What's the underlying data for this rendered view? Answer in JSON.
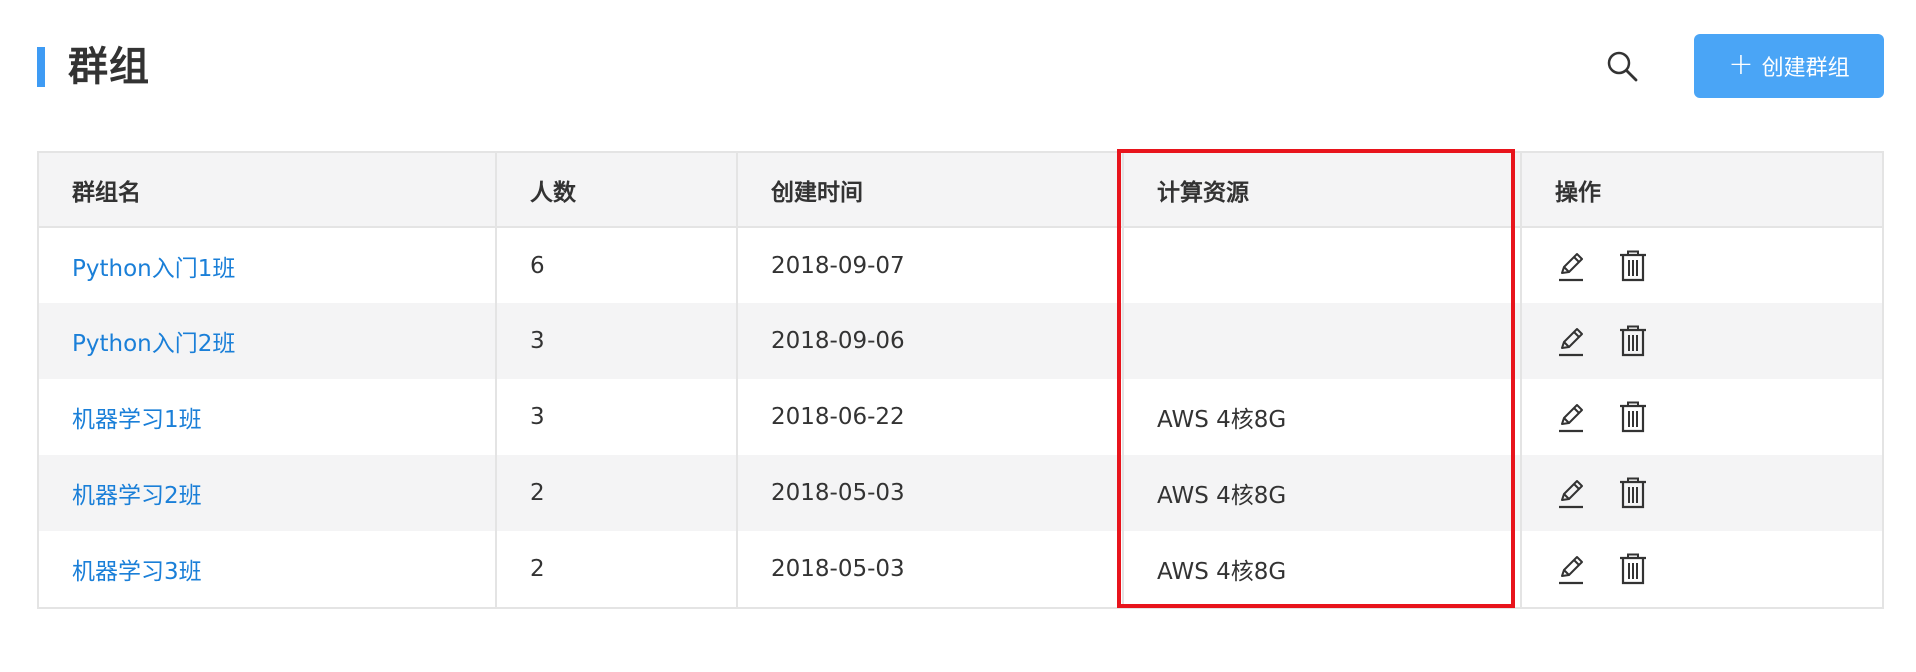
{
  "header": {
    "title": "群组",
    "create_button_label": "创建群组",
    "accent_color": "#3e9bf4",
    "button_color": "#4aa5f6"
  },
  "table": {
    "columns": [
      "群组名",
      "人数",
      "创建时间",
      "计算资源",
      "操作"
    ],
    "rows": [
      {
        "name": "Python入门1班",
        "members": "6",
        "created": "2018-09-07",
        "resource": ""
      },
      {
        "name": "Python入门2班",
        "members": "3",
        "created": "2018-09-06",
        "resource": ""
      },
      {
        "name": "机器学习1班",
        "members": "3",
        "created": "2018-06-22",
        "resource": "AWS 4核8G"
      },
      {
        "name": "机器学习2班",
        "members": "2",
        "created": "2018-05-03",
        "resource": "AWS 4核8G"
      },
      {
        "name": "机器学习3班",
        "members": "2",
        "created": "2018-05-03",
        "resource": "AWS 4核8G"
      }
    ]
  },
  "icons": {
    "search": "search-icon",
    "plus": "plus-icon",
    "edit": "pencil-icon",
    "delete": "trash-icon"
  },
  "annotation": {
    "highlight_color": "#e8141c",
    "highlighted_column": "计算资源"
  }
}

◆ ◆ ◆ ◆ ◆

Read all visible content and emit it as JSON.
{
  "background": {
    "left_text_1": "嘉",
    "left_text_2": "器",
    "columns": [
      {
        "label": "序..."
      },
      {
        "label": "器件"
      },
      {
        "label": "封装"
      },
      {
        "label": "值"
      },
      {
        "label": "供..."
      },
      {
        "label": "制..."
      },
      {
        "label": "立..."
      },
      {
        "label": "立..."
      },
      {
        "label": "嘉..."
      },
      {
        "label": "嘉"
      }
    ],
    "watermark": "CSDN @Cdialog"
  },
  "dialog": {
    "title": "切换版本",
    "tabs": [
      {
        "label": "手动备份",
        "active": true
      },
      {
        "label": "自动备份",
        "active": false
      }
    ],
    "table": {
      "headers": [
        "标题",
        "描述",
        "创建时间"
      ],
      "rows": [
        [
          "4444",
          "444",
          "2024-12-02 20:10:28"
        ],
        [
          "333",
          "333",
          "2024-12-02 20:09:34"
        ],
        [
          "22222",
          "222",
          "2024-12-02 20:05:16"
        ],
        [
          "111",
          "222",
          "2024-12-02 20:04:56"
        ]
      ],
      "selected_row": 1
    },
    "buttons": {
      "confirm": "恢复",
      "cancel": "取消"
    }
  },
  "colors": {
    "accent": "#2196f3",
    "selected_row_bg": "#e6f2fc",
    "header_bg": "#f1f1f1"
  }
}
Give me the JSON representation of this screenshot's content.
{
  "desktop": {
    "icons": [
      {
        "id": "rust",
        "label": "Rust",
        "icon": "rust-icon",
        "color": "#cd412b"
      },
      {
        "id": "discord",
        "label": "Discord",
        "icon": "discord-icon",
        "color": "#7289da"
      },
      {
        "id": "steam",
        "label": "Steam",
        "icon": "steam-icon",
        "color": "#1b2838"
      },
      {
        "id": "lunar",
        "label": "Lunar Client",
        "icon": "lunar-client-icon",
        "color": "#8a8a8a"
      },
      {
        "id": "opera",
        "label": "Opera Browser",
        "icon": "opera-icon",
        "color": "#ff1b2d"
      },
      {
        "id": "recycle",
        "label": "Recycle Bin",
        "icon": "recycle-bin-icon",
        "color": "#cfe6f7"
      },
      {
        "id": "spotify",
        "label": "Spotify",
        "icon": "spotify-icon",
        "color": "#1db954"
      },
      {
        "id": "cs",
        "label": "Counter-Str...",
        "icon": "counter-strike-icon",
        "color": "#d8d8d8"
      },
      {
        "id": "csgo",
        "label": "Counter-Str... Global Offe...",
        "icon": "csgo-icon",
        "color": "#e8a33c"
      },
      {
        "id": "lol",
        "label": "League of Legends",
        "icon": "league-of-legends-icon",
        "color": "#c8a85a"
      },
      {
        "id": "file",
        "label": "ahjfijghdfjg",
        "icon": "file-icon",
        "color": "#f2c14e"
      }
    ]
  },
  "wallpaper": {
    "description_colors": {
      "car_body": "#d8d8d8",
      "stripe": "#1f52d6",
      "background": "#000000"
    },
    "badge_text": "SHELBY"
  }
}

◆ ◆ ◆ ◆ ◆

- Exercise brief: Each line above that includes "created" should be shown.

- Full output:
        "created": "2018-09-07",
        "created": "2018-09-06",
        "created": "2018-06-22",
        "created": "2018-05-03",
        "created": "2018-05-03",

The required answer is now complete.